_AUFGABENBESCHREIBUNG_
Gib den extrahierten Text vollständig und wortgetreu wieder.

_EXTRAHIERTER TEXT_
________________
Tz. 188

Stand: EL 50 – ET: 06/2023

Manche Geschäftsvorfälle sind als eigenkapitalbasierte Vergütungstransaktionen zu qualifizieren, obwohl es nicht zur Übertragung von Aktien bzw. ähnlichen Anteilen, Optionen oder anderen Eigenkapitalinstrumenten kommt. Hierbei handelt es sich regelmäßig um Vergütungstransaktionen, bei denen eine Barvergütung auf die Wertentwicklung eines Eigenkapitalinstrumentes bedingt wird. Insofern liegen fingierte bzw. virtuelle anteilsbasierte Vergütungen vor. Die bilanzielle Abbildung virtueller anteilsbasierter Vergütungstransaktionen ist weniger komplex als die beim Einsatz realer Eigenkapitalinstrumente, weil sich für den Empfänger in den meisten Fällen keine Eigentümerstellung ergibt (vgl. Pellens et al., 2021, S. 590f.). Vielmehr kommt es im Gegensatz zu realen Optionsprogrammen auf Unternehmensebene zu einem Liquiditätsabfluss. Insgesamt nutzen Unternehmen, die einem Index zugehören, häufiger virtuelle als reale aktienbasierte Vergütungen. Dabei werden Leistungshorizonte von drei bis vier Jahren verwendet (vgl. Aust, IRZ 2018, S. 398f.).
________________
_INHALT DER DATEN_
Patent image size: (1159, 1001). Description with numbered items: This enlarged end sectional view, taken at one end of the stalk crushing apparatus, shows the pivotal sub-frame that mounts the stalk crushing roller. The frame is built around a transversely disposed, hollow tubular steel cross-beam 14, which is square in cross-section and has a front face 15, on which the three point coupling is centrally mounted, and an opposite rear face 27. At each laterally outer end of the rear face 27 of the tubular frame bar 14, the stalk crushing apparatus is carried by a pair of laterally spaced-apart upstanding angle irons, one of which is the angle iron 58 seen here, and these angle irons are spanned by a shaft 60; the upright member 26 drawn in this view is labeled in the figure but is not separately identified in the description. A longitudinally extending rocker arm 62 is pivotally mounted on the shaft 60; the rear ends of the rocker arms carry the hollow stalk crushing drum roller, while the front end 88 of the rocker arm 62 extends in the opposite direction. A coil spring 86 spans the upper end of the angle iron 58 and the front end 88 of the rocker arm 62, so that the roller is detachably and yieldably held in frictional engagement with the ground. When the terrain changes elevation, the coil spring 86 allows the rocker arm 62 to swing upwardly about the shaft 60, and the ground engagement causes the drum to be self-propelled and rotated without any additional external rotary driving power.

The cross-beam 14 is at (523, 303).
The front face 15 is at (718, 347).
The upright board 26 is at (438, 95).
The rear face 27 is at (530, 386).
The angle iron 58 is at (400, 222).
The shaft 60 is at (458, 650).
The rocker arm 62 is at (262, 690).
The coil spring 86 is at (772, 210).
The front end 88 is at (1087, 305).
________________
_LÖSUNG_
Tz. 188

Stand: EL 50 – ET: 06/2023

Manche Geschäftsvorfälle sind als eigenkapitalbasierte Vergütungstransaktionen zu qualifizieren, obwohl es nicht zur Übertragung von Aktien bzw. ähnlichen Anteilen, Optionen oder anderen Eigenkapitalinstrumenten kommt. Hierbei handelt es sich regelmäßig um Vergütungstransaktionen, bei denen eine Barvergütung auf die Wertentwicklung eines Eigenkapitalinstrumentes bedingt wird. Insofern liegen fingierte bzw. virtuelle anteilsbasierte Vergütungen vor. Die bilanzielle Abbildung virtueller anteilsbasierter Vergütungstransaktionen ist weniger komplex als die beim Einsatz realer Eigenkapitalinstrumente, weil sich für den Empfänger in den meisten Fällen keine Eigentümerstellung ergibt (vgl. Pellens et al., 2021, S. 590f.). Vielmehr kommt es im Gegensatz zu realen Optionsprogrammen auf Unternehmensebene zu einem Liquiditätsabfluss. Insgesamt nutzen Unternehmen, die einem Index zugehören, häufiger virtuelle als reale aktienbasierte Vergütungen. Dabei werden Leistungshorizonte von drei bis vier Jahren verwendet (vgl. Aust, IRZ 2018, S. 398f.).